### Exercise directions
Quote all lines below exactly. Images stay out.
---- Stored data
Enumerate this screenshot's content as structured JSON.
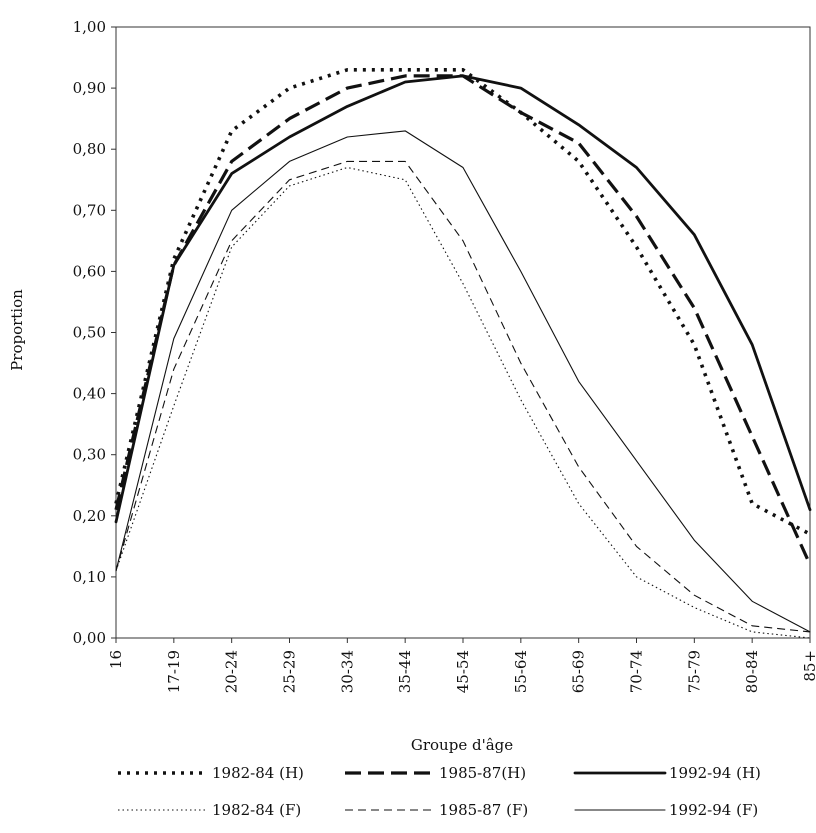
{
  "chart_data": {
    "type": "line",
    "title": "",
    "xlabel": "Groupe d'âge",
    "ylabel": "Proportion",
    "categories": [
      "16",
      "17-19",
      "20-24",
      "25-29",
      "30-34",
      "35-44",
      "45-54",
      "55-64",
      "65-69",
      "70-74",
      "75-79",
      "80-84",
      "85+"
    ],
    "ylim": [
      0,
      1
    ],
    "yticks": [
      "0,00",
      "0,10",
      "0,20",
      "0,30",
      "0,40",
      "0,50",
      "0,60",
      "0,70",
      "0,80",
      "0,90",
      "1,00"
    ],
    "grid": false,
    "legend_position": "bottom",
    "series": [
      {
        "name": "1982-84 (H)",
        "dash": "dotted-thick",
        "values": [
          0.22,
          0.62,
          0.83,
          0.9,
          0.93,
          0.93,
          0.93,
          0.86,
          0.78,
          0.64,
          0.48,
          0.22,
          0.17
        ]
      },
      {
        "name": "1985-87(H)",
        "dash": "dashed-thick",
        "values": [
          0.21,
          0.61,
          0.78,
          0.85,
          0.9,
          0.92,
          0.92,
          0.86,
          0.81,
          0.69,
          0.54,
          0.33,
          0.12
        ]
      },
      {
        "name": "1992-94 (H)",
        "dash": "solid-thick",
        "values": [
          0.19,
          0.61,
          0.76,
          0.82,
          0.87,
          0.91,
          0.92,
          0.9,
          0.84,
          0.77,
          0.66,
          0.48,
          0.21
        ]
      },
      {
        "name": "1982-84 (F)",
        "dash": "dotted-thin",
        "values": [
          0.11,
          0.38,
          0.64,
          0.74,
          0.77,
          0.75,
          0.58,
          0.39,
          0.22,
          0.1,
          0.05,
          0.01,
          0.0
        ]
      },
      {
        "name": "1985-87 (F)",
        "dash": "dashed-thin",
        "values": [
          0.11,
          0.44,
          0.65,
          0.75,
          0.78,
          0.78,
          0.65,
          0.45,
          0.28,
          0.15,
          0.07,
          0.02,
          0.01
        ]
      },
      {
        "name": "1992-94 (F)",
        "dash": "solid-thin",
        "values": [
          0.11,
          0.49,
          0.7,
          0.78,
          0.82,
          0.83,
          0.77,
          0.6,
          0.42,
          0.29,
          0.16,
          0.06,
          0.01
        ]
      }
    ]
  }
}
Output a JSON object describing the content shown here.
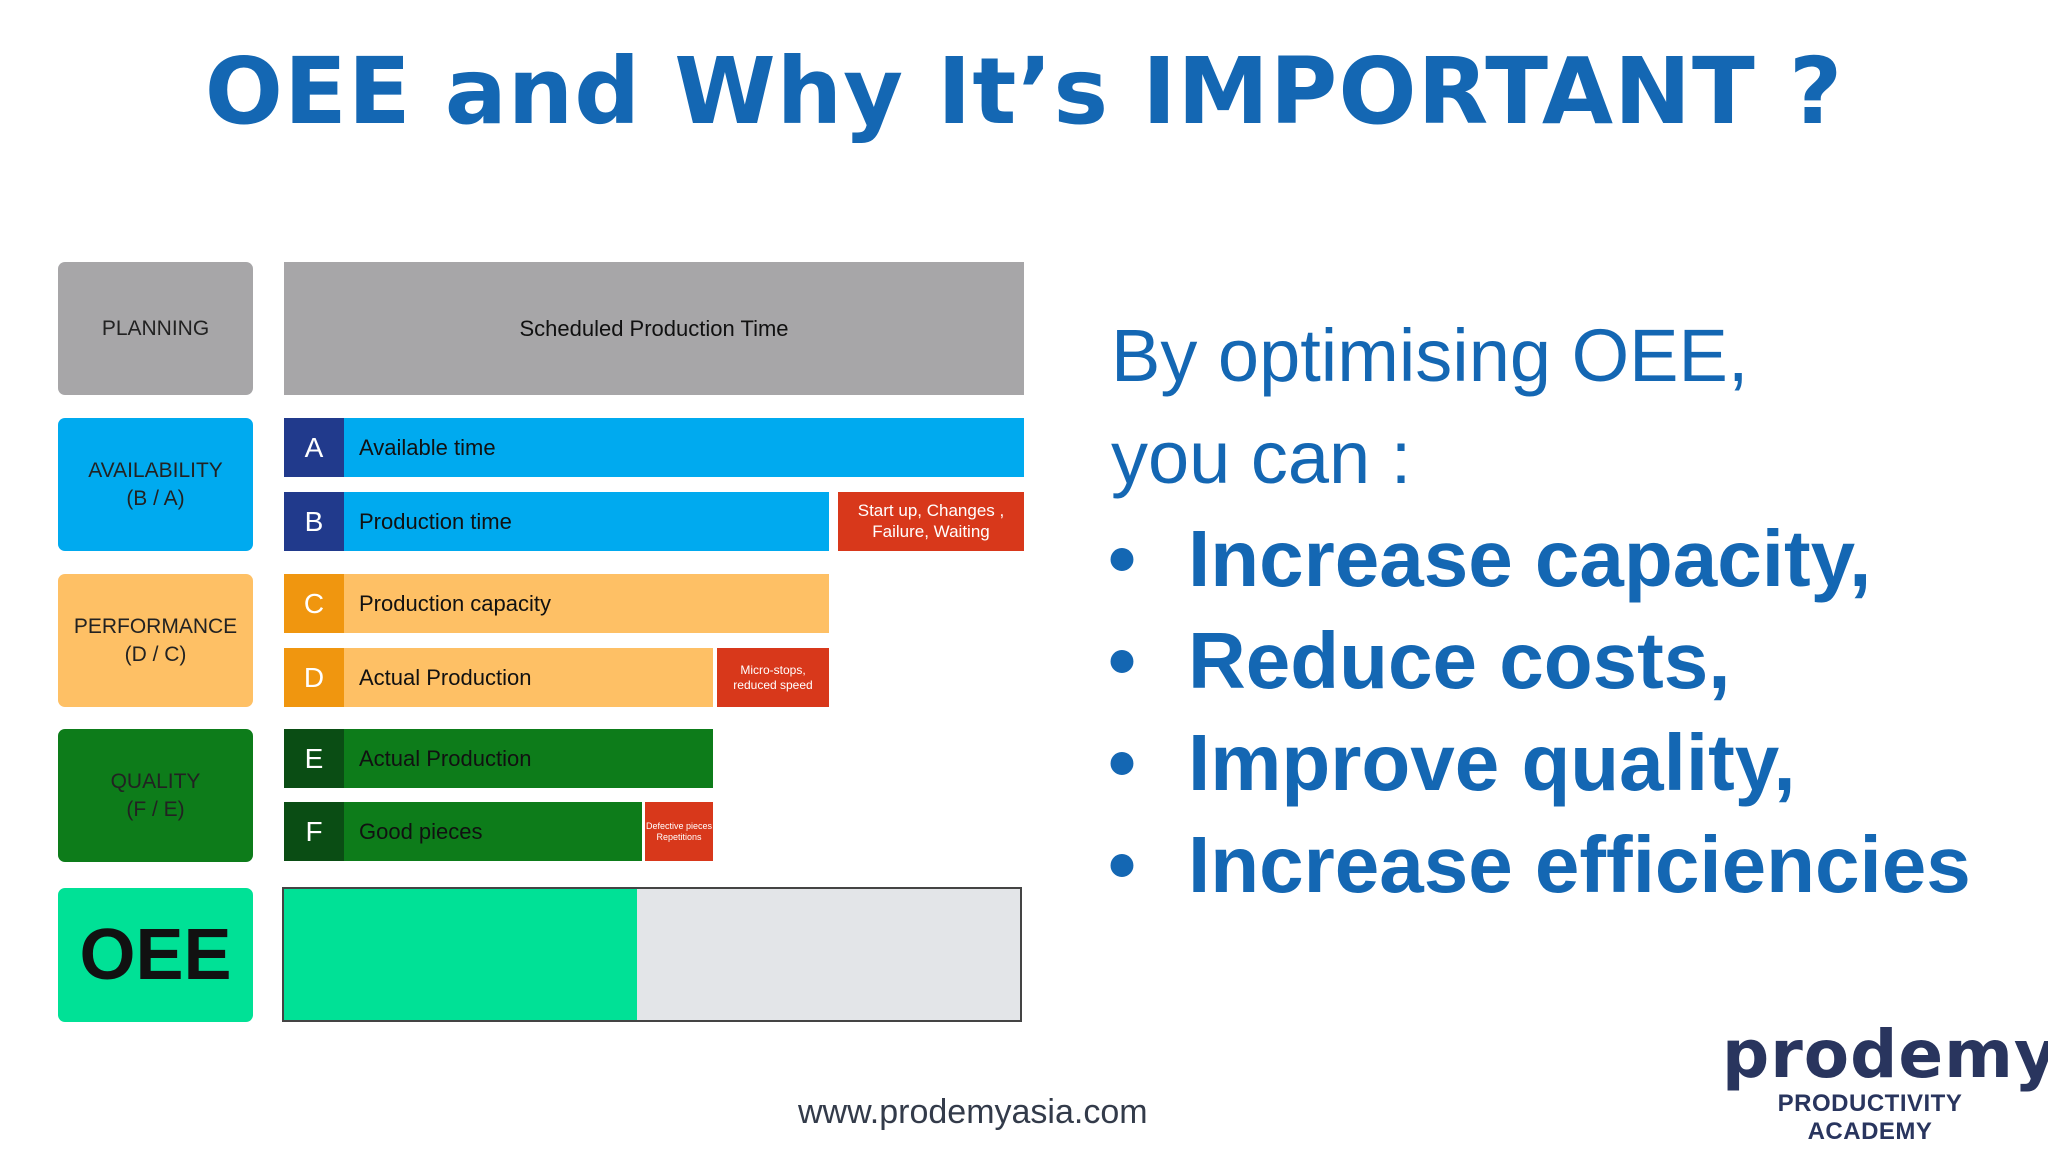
{
  "title": "OEE and Why It’s IMPORTANT ?",
  "diagram": {
    "categories": {
      "planning": "PLANNING",
      "availability": [
        "AVAILABILITY",
        "(B / A)"
      ],
      "performance": [
        "PERFORMANCE",
        "(D / C)"
      ],
      "quality": [
        "QUALITY",
        "(F / E)"
      ],
      "oee": "OEE"
    },
    "scheduled": "Scheduled Production Time",
    "bars": [
      {
        "letter": "A",
        "label": "Available time"
      },
      {
        "letter": "B",
        "label": "Production time"
      },
      {
        "letter": "C",
        "label": "Production capacity"
      },
      {
        "letter": "D",
        "label": "Actual Production"
      },
      {
        "letter": "E",
        "label": "Actual Production"
      },
      {
        "letter": "F",
        "label": "Good pieces"
      }
    ],
    "losses": {
      "availability": [
        "Start up, Changes ,",
        "Failure, Waiting"
      ],
      "performance": [
        "Micro-stops,",
        "reduced speed"
      ],
      "quality": [
        "Defective pieces",
        "Repetitions"
      ]
    },
    "oee_level": 0.48,
    "colors": {
      "planning": "#a7a6a8",
      "availability": "#00aaef",
      "availability_dark": "#213a8c",
      "performance": "#fec065",
      "performance_dark": "#f0960f",
      "quality": "#0d7c1a",
      "quality_dark": "#0a4d14",
      "loss": "#d8381b",
      "oee": "#00e196"
    }
  },
  "text": {
    "intro_line1": "By optimising OEE,",
    "intro_line2": "you can :",
    "bullet_char": "•",
    "bullets": [
      "Increase capacity,",
      "Reduce costs,",
      "Improve quality,",
      "Increase efficiencies"
    ]
  },
  "footer": {
    "url": "www.prodemyasia.com",
    "logo_word": "prodemy",
    "logo_sub": "PRODUCTIVITY ACADEMY"
  }
}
--------
### Exercise response
Enumerate this screenshot's content as structured JSON.
{
  "chart_data": {
    "type": "line",
    "title": "",
    "xlabel": "Groupe d'âge",
    "ylabel": "Proportion",
    "categories": [
      "16",
      "17-19",
      "20-24",
      "25-29",
      "30-34",
      "35-44",
      "45-54",
      "55-64",
      "65-69",
      "70-74",
      "75-79",
      "80-84",
      "85+"
    ],
    "ylim": [
      0,
      1
    ],
    "yticks": [
      "0,00",
      "0,10",
      "0,20",
      "0,30",
      "0,40",
      "0,50",
      "0,60",
      "0,70",
      "0,80",
      "0,90",
      "1,00"
    ],
    "grid": false,
    "legend_position": "bottom",
    "series": [
      {
        "name": "1982-84 (H)",
        "dash": "dotted-thick",
        "values": [
          0.22,
          0.62,
          0.83,
          0.9,
          0.93,
          0.93,
          0.93,
          0.86,
          0.78,
          0.64,
          0.48,
          0.22,
          0.17
        ]
      },
      {
        "name": "1985-87(H)",
        "dash": "dashed-thick",
        "values": [
          0.21,
          0.61,
          0.78,
          0.85,
          0.9,
          0.92,
          0.92,
          0.86,
          0.81,
          0.69,
          0.54,
          0.33,
          0.12
        ]
      },
      {
        "name": "1992-94 (H)",
        "dash": "solid-thick",
        "values": [
          0.19,
          0.61,
          0.76,
          0.82,
          0.87,
          0.91,
          0.92,
          0.9,
          0.84,
          0.77,
          0.66,
          0.48,
          0.21
        ]
      },
      {
        "name": "1982-84 (F)",
        "dash": "dotted-thin",
        "values": [
          0.11,
          0.38,
          0.64,
          0.74,
          0.77,
          0.75,
          0.58,
          0.39,
          0.22,
          0.1,
          0.05,
          0.01,
          0.0
        ]
      },
      {
        "name": "1985-87 (F)",
        "dash": "dashed-thin",
        "values": [
          0.11,
          0.44,
          0.65,
          0.75,
          0.78,
          0.78,
          0.65,
          0.45,
          0.28,
          0.15,
          0.07,
          0.02,
          0.01
        ]
      },
      {
        "name": "1992-94 (F)",
        "dash": "solid-thin",
        "values": [
          0.11,
          0.49,
          0.7,
          0.78,
          0.82,
          0.83,
          0.77,
          0.6,
          0.42,
          0.29,
          0.16,
          0.06,
          0.01
        ]
      }
    ]
  }
}
Output a JSON object describing the content shown here.
{
  "title": "OEE and Why It’s IMPORTANT ?",
  "diagram": {
    "categories": {
      "planning": "PLANNING",
      "availability": [
        "AVAILABILITY",
        "(B / A)"
      ],
      "performance": [
        "PERFORMANCE",
        "(D / C)"
      ],
      "quality": [
        "QUALITY",
        "(F / E)"
      ],
      "oee": "OEE"
    },
    "scheduled": "Scheduled Production Time",
    "bars": [
      {
        "letter": "A",
        "label": "Available time"
      },
      {
        "letter": "B",
        "label": "Production time"
      },
      {
        "letter": "C",
        "label": "Production capacity"
      },
      {
        "letter": "D",
        "label": "Actual Production"
      },
      {
        "letter": "E",
        "label": "Actual Production"
      },
      {
        "letter": "F",
        "label": "Good pieces"
      }
    ],
    "losses": {
      "availability": [
        "Start up, Changes ,",
        "Failure, Waiting"
      ],
      "performance": [
        "Micro-stops,",
        "reduced speed"
      ],
      "quality": [
        "Defective pieces",
        "Repetitions"
      ]
    },
    "oee_level": 0.48,
    "colors": {
      "planning": "#a7a6a8",
      "availability": "#00aaef",
      "availability_dark": "#213a8c",
      "performance": "#fec065",
      "performance_dark": "#f0960f",
      "quality": "#0d7c1a",
      "quality_dark": "#0a4d14",
      "loss": "#d8381b",
      "oee": "#00e196"
    }
  },
  "text": {
    "intro_line1": "By optimising OEE,",
    "intro_line2": "you can :",
    "bullet_char": "•",
    "bullets": [
      "Increase capacity,",
      "Reduce costs,",
      "Improve quality,",
      "Increase efficiencies"
    ]
  },
  "footer": {
    "url": "www.prodemyasia.com",
    "logo_word": "prodemy",
    "logo_sub": "PRODUCTIVITY ACADEMY"
  }
}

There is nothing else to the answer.